[TASK DETAILS] In the records below, rewrite the lines from the one holding "day-row[interactable]: [22, 619, 200, 643]" through the one holding "day-info: [671, 112, 705, 134]", inclusive, changing every "interactable" to "clickable" and leaving everything else as it is.

--- start INFORMATION SUPPLIED ---

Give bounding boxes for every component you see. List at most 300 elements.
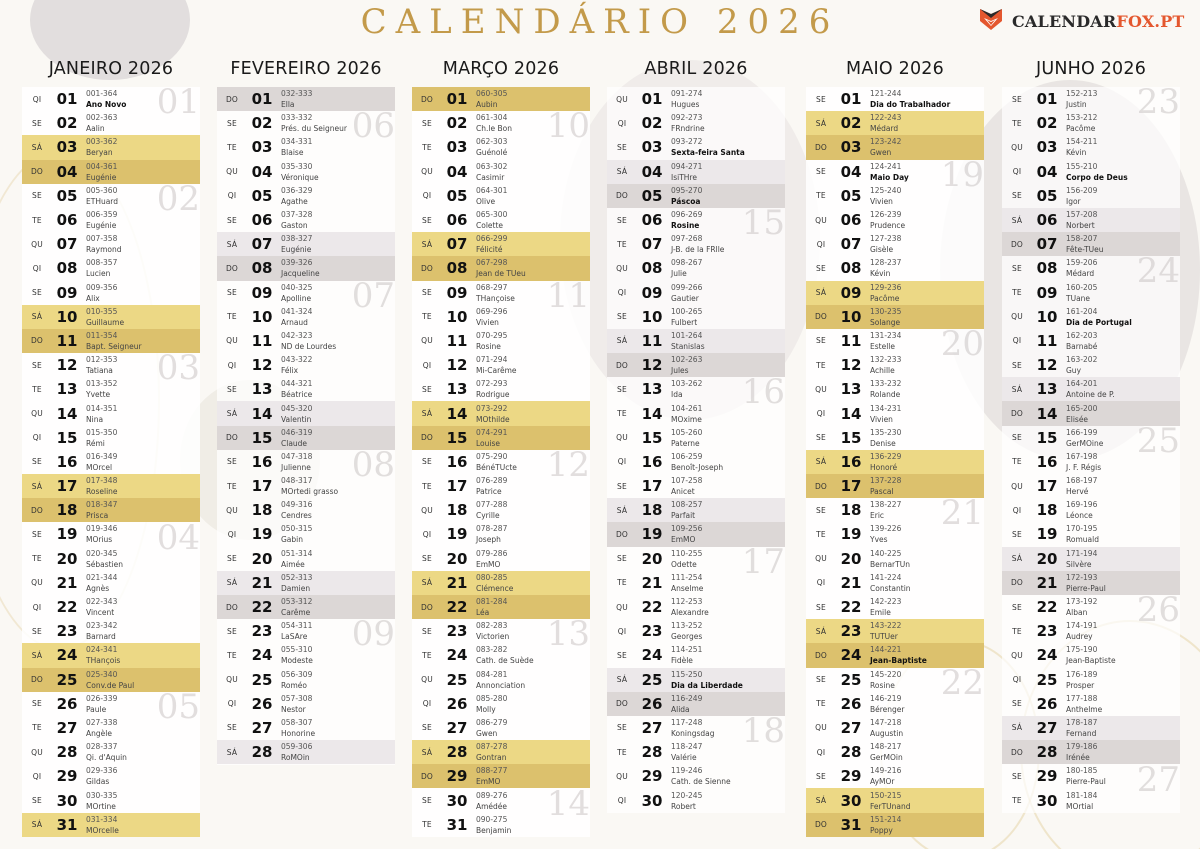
day-row[interactable]: [22, 619, 200, 643]
day-number: 24: [1036, 646, 1058, 665]
day-row[interactable]: [412, 668, 590, 692]
day-row[interactable]: [806, 353, 984, 377]
day-row[interactable]: [806, 87, 984, 111]
saint-name: Olive: [476, 196, 496, 206]
day-number: 23: [251, 622, 273, 641]
day-row[interactable]: [1002, 498, 1180, 522]
day-info: [476, 765, 507, 787]
day-row[interactable]: [22, 208, 200, 232]
day-row[interactable]: [22, 643, 200, 667]
day-row[interactable]: [1002, 547, 1180, 571]
day-row[interactable]: [22, 668, 200, 692]
day-row[interactable]: [22, 740, 200, 764]
day-number: 07: [446, 235, 468, 254]
day-row[interactable]: [412, 184, 590, 208]
day-info: [671, 112, 705, 134]
day-row[interactable]: [607, 788, 785, 812]
day-row[interactable]: [1002, 305, 1180, 329]
day-number: 27: [446, 718, 468, 737]
day-row[interactable]: [22, 571, 200, 595]
day-row[interactable]: [412, 232, 590, 256]
day-row[interactable]: [217, 716, 395, 740]
day-of-year-code: 138-227: [870, 500, 902, 510]
day-number: 01: [251, 90, 273, 109]
day-number: 23: [641, 622, 663, 641]
day-info: [671, 88, 702, 110]
day-row[interactable]: [412, 764, 590, 788]
day-info: [281, 596, 312, 618]
weekday-label: SÁ: [226, 409, 238, 419]
day-row[interactable]: [607, 135, 785, 159]
day-row[interactable]: [217, 160, 395, 184]
day-number: 01: [1036, 90, 1058, 109]
day-row[interactable]: [217, 87, 395, 111]
day-row[interactable]: [1002, 450, 1180, 474]
day-row[interactable]: [22, 450, 200, 474]
day-row[interactable]: [1002, 571, 1180, 595]
saint-name: Agathe: [281, 196, 308, 206]
day-row[interactable]: [806, 135, 984, 159]
saint-name: LaSAre: [281, 632, 308, 642]
day-row[interactable]: [1002, 692, 1180, 716]
day-row[interactable]: [217, 498, 395, 522]
saint-name: Eugénie: [86, 221, 117, 231]
brand-logo[interactable]: [978, 6, 1185, 36]
day-info: [476, 572, 513, 594]
day-row[interactable]: [806, 716, 984, 740]
day-row[interactable]: [806, 160, 984, 184]
day-row[interactable]: [607, 619, 785, 643]
day-row[interactable]: [607, 522, 785, 546]
day-row[interactable]: [22, 353, 200, 377]
week-number: 22: [940, 662, 984, 703]
day-row[interactable]: [217, 329, 395, 353]
day-row[interactable]: [607, 401, 785, 425]
day-of-year-code: 180-185: [1066, 766, 1098, 776]
day-row[interactable]: [1002, 87, 1180, 111]
day-row[interactable]: [217, 111, 395, 135]
day-row[interactable]: [607, 498, 785, 522]
day-row[interactable]: [217, 571, 395, 595]
weekday-label: DO: [225, 94, 239, 104]
day-info: [1066, 644, 1116, 666]
day-row[interactable]: [806, 401, 984, 425]
weekday-label: SÁ: [616, 336, 628, 346]
saint-name: EmMO: [671, 535, 696, 545]
day-row[interactable]: [22, 256, 200, 280]
day-row[interactable]: [217, 692, 395, 716]
day-row[interactable]: [22, 87, 200, 111]
day-row[interactable]: [217, 668, 395, 692]
saint-name: Pierre-Paul: [1066, 777, 1106, 787]
saint-name: Valentin: [281, 414, 312, 424]
day-row[interactable]: [806, 619, 984, 643]
day-of-year-code: 153-212: [1066, 113, 1098, 123]
weekday-label: SE: [617, 723, 627, 733]
day-number: 10: [446, 307, 468, 326]
day-row[interactable]: [217, 522, 395, 546]
day-row[interactable]: [412, 353, 590, 377]
day-row[interactable]: [806, 232, 984, 256]
day-of-year-code: 043-322: [281, 355, 313, 365]
weekday-label: SE: [32, 796, 42, 806]
day-row[interactable]: [217, 426, 395, 450]
day-row[interactable]: [1002, 764, 1180, 788]
day-info: [86, 88, 126, 110]
day-row[interactable]: [607, 764, 785, 788]
day-row[interactable]: [607, 643, 785, 667]
day-number: 07: [641, 235, 663, 254]
day-row[interactable]: [1002, 232, 1180, 256]
day-row[interactable]: [607, 208, 785, 232]
day-row[interactable]: [607, 329, 785, 353]
day-row[interactable]: [22, 498, 200, 522]
day-info: [1066, 233, 1104, 255]
day-row[interactable]: [412, 111, 590, 135]
day-row[interactable]: [412, 329, 590, 353]
day-of-year-code: 161-204: [1066, 306, 1098, 316]
day-row[interactable]: [22, 716, 200, 740]
day-number: 24: [641, 646, 663, 665]
day-row[interactable]: [806, 522, 984, 546]
day-row[interactable]: [806, 571, 984, 595]
weekday-label: SÁ: [31, 481, 43, 491]
day-row[interactable]: [22, 522, 200, 546]
day-row[interactable]: [217, 643, 395, 667]
day-row[interactable]: [607, 305, 785, 329]
day-row[interactable]: [22, 401, 200, 425]
day-row[interactable]: [806, 329, 984, 353]
saint-name: Félix: [281, 366, 299, 376]
day-row[interactable]: [1002, 668, 1180, 692]
day-info: [1066, 499, 1097, 521]
day-row[interactable]: [1002, 111, 1180, 135]
day-row[interactable]: [217, 184, 395, 208]
saint-name: Kévin: [1066, 148, 1087, 158]
day-row[interactable]: [412, 692, 590, 716]
day-info: [86, 209, 117, 231]
day-row[interactable]: [217, 256, 395, 280]
day-row[interactable]: [806, 256, 984, 280]
day-row[interactable]: [217, 474, 395, 498]
day-number: 18: [446, 501, 468, 520]
week-number: 23: [1136, 82, 1180, 122]
day-row[interactable]: [217, 619, 395, 643]
saint-name: Denise: [870, 438, 896, 448]
day-row[interactable]: [1002, 208, 1180, 232]
day-info: [870, 136, 901, 158]
day-info: [870, 161, 909, 183]
day-number: 13: [840, 380, 862, 399]
day-row[interactable]: [1002, 716, 1180, 740]
day-row[interactable]: [22, 426, 200, 450]
day-row[interactable]: [806, 740, 984, 764]
weekday-label: QI: [816, 409, 826, 419]
weekday-label: SE: [1012, 433, 1022, 443]
day-number: 21: [251, 573, 273, 592]
weekday-label: SE: [422, 215, 432, 225]
day-row[interactable]: [806, 813, 984, 837]
day-row[interactable]: [217, 595, 395, 619]
day-row[interactable]: [1002, 619, 1180, 643]
day-of-year-code: 101-264: [671, 330, 703, 340]
day-row[interactable]: [607, 740, 785, 764]
day-row[interactable]: [22, 184, 200, 208]
day-row[interactable]: [607, 87, 785, 111]
day-row[interactable]: [217, 740, 395, 764]
day-row[interactable]: [806, 281, 984, 305]
day-row[interactable]: [22, 160, 200, 184]
day-row[interactable]: [412, 450, 590, 474]
day-row[interactable]: [217, 135, 395, 159]
day-row[interactable]: [607, 281, 785, 305]
saint-name: MOrtial: [1066, 801, 1094, 811]
day-row[interactable]: [22, 281, 200, 305]
day-info: [476, 620, 509, 642]
day-of-year-code: 155-210: [1066, 161, 1098, 171]
day-row[interactable]: [806, 498, 984, 522]
day-row[interactable]: [1002, 377, 1180, 401]
day-row[interactable]: [22, 329, 200, 353]
weekday-label: DO: [615, 699, 629, 709]
day-row[interactable]: [1002, 329, 1180, 353]
day-number: 16: [840, 452, 862, 471]
day-row[interactable]: [1002, 401, 1180, 425]
day-row[interactable]: [412, 740, 590, 764]
day-number: 07: [1036, 235, 1058, 254]
day-row[interactable]: [412, 547, 590, 571]
day-number: 27: [1036, 718, 1058, 737]
day-row[interactable]: [806, 595, 984, 619]
day-row[interactable]: [806, 788, 984, 812]
day-row[interactable]: [412, 160, 590, 184]
day-of-year-code: 094-271: [671, 161, 703, 171]
day-row[interactable]: [217, 450, 395, 474]
day-row[interactable]: [607, 111, 785, 135]
day-row[interactable]: [412, 595, 590, 619]
weekday-label: QU: [1011, 312, 1023, 322]
day-number: 04: [840, 162, 862, 181]
day-row[interactable]: [412, 87, 590, 111]
day-row[interactable]: [217, 208, 395, 232]
saint-name: BénéTUcte: [476, 462, 517, 472]
day-info: [1066, 548, 1097, 570]
day-row[interactable]: [607, 547, 785, 571]
day-info: [671, 499, 702, 521]
day-of-year-code: 177-188: [1066, 693, 1098, 703]
day-row[interactable]: [22, 232, 200, 256]
day-row[interactable]: [412, 474, 590, 498]
day-of-year-code: 115-250: [671, 669, 703, 679]
weekday-label: QU: [421, 505, 433, 515]
day-row[interactable]: [1002, 353, 1180, 377]
day-number: 04: [641, 162, 663, 181]
day-row[interactable]: [217, 547, 395, 571]
day-row[interactable]: [607, 377, 785, 401]
day-of-year-code: 173-192: [1066, 597, 1098, 607]
day-of-year-code: 003-362: [86, 137, 118, 147]
day-of-year-code: 013-352: [86, 379, 118, 389]
day-row[interactable]: [22, 474, 200, 498]
day-row[interactable]: [806, 668, 984, 692]
day-number: 02: [1036, 114, 1058, 133]
day-row[interactable]: [607, 160, 785, 184]
day-number: 17: [1036, 477, 1058, 496]
day-number: 25: [446, 670, 468, 689]
day-row[interactable]: [22, 595, 200, 619]
day-row[interactable]: [412, 571, 590, 595]
day-row[interactable]: [22, 305, 200, 329]
day-row[interactable]: [607, 668, 785, 692]
day-number: 07: [251, 235, 273, 254]
day-row[interactable]: [22, 111, 200, 135]
week-number: 04: [156, 517, 200, 558]
day-row[interactable]: [1002, 522, 1180, 546]
weekday-label: QU: [1011, 650, 1023, 660]
day-row[interactable]: [412, 522, 590, 546]
day-row[interactable]: [217, 281, 395, 305]
day-of-year-code: 047-318: [281, 451, 313, 461]
day-row[interactable]: [22, 692, 200, 716]
day-of-year-code: 131-234: [870, 330, 902, 340]
day-row[interactable]: [806, 111, 984, 135]
day-row[interactable]: [806, 643, 984, 667]
day-row[interactable]: [607, 353, 785, 377]
day-row[interactable]: [412, 281, 590, 305]
saint-name: Rosine: [476, 341, 501, 351]
day-row[interactable]: [1002, 160, 1180, 184]
day-row[interactable]: [412, 135, 590, 159]
day-row[interactable]: [607, 692, 785, 716]
day-row[interactable]: [1002, 135, 1180, 159]
day-number: 11: [56, 331, 78, 350]
day-of-year-code: 144-221: [870, 645, 902, 655]
day-info: [870, 88, 950, 110]
saint-name: Igor: [1066, 196, 1081, 206]
day-row[interactable]: [806, 377, 984, 401]
day-row[interactable]: [806, 450, 984, 474]
day-row[interactable]: [22, 547, 200, 571]
day-row[interactable]: [1002, 256, 1180, 280]
day-row[interactable]: [806, 184, 984, 208]
day-number: 13: [251, 380, 273, 399]
day-row[interactable]: [1002, 426, 1180, 450]
day-info: [86, 330, 142, 352]
day-row[interactable]: [22, 377, 200, 401]
day-row[interactable]: [412, 377, 590, 401]
day-number: 21: [56, 573, 78, 592]
day-number: 08: [840, 259, 862, 278]
day-of-year-code: 178-187: [1066, 717, 1098, 727]
day-of-year-code: 067-298: [476, 258, 508, 268]
day-of-year-code: 001-364: [86, 89, 118, 99]
day-number: 17: [56, 477, 78, 496]
day-row[interactable]: [217, 377, 395, 401]
day-of-year-code: 007-358: [86, 234, 118, 244]
day-row[interactable]: [1002, 281, 1180, 305]
day-row[interactable]: [412, 305, 590, 329]
day-row[interactable]: [806, 305, 984, 329]
day-of-year-code: 024-341: [86, 645, 118, 655]
day-row[interactable]: [1002, 643, 1180, 667]
day-row[interactable]: [217, 305, 395, 329]
day-row[interactable]: [607, 232, 785, 256]
day-row[interactable]: [22, 788, 200, 812]
day-row[interactable]: [412, 401, 590, 425]
day-row[interactable]: [607, 716, 785, 740]
day-row[interactable]: [806, 692, 984, 716]
day-row[interactable]: [412, 643, 590, 667]
day-row[interactable]: [607, 595, 785, 619]
day-row[interactable]: [412, 426, 590, 450]
day-row[interactable]: [412, 813, 590, 837]
weekday-label: DO: [814, 142, 828, 152]
weekday-label: TE: [816, 699, 826, 709]
saint-name: Norbert: [1066, 221, 1095, 231]
day-number: 26: [56, 694, 78, 713]
day-row[interactable]: [1002, 788, 1180, 812]
day-of-year-code: 023-342: [86, 621, 118, 631]
day-of-year-code: 051-314: [281, 548, 313, 558]
day-row[interactable]: [22, 813, 200, 837]
day-row[interactable]: [607, 474, 785, 498]
day-of-year-code: 176-189: [1066, 669, 1098, 679]
day-row[interactable]: [217, 401, 395, 425]
day-row[interactable]: [607, 426, 785, 450]
day-row[interactable]: [22, 135, 200, 159]
brand-name: CALENDARFOX.PT: [1012, 11, 1185, 31]
day-row[interactable]: [806, 208, 984, 232]
day-row[interactable]: [607, 256, 785, 280]
day-row[interactable]: [412, 619, 590, 643]
day-info: [476, 161, 507, 183]
day-row[interactable]: [806, 764, 984, 788]
day-row[interactable]: [412, 498, 590, 522]
saint-name: Guénolé: [476, 148, 508, 158]
day-row[interactable]: [22, 764, 200, 788]
weekday-label: TE: [422, 481, 432, 491]
saint-name: GerMOin: [870, 753, 903, 763]
weekday-label: QI: [227, 699, 237, 709]
day-row[interactable]: [412, 256, 590, 280]
day-row[interactable]: [806, 426, 984, 450]
weekday-label: SE: [816, 433, 826, 443]
weekday-label: SE: [617, 384, 627, 394]
day-row[interactable]: [1002, 740, 1180, 764]
day-number: 17: [446, 477, 468, 496]
day-info: [671, 523, 702, 545]
day-row[interactable]: [412, 208, 590, 232]
day-row[interactable]: [607, 450, 785, 474]
day-row[interactable]: [1002, 474, 1180, 498]
day-of-year-code: 076-289: [476, 476, 508, 486]
day-row[interactable]: [1002, 595, 1180, 619]
day-row[interactable]: [806, 474, 984, 498]
week-number: 05: [156, 687, 200, 727]
day-row[interactable]: [412, 788, 590, 812]
day-row[interactable]: [217, 232, 395, 256]
day-number: 28: [641, 743, 663, 762]
day-row[interactable]: [607, 571, 785, 595]
day-row[interactable]: [607, 184, 785, 208]
saint-name: Gildas: [86, 777, 110, 787]
day-row[interactable]: [806, 547, 984, 571]
day-row[interactable]: [1002, 184, 1180, 208]
day-row[interactable]: [217, 353, 395, 377]
day-info: [671, 669, 743, 691]
day-row[interactable]: [412, 716, 590, 740]
day-info: [870, 209, 905, 231]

--- end INFORMATION SUPPLIED ---

[IN RESPONSE]
day-row[clickable]: [22, 619, 200, 643]
day-number: 24: [1036, 646, 1058, 665]
day-row[clickable]: [412, 668, 590, 692]
day-row[clickable]: [806, 353, 984, 377]
day-row[clickable]: [806, 87, 984, 111]
saint-name: Olive: [476, 196, 496, 206]
day-number: 23: [251, 622, 273, 641]
day-row[clickable]: [1002, 498, 1180, 522]
day-info: [476, 765, 507, 787]
day-row[clickable]: [22, 208, 200, 232]
day-row[clickable]: [22, 643, 200, 667]
day-row[clickable]: [1002, 547, 1180, 571]
day-row[clickable]: [22, 668, 200, 692]
day-row[clickable]: [22, 740, 200, 764]
day-number: 07: [446, 235, 468, 254]
day-row[clickable]: [412, 184, 590, 208]
day-info: [671, 112, 705, 134]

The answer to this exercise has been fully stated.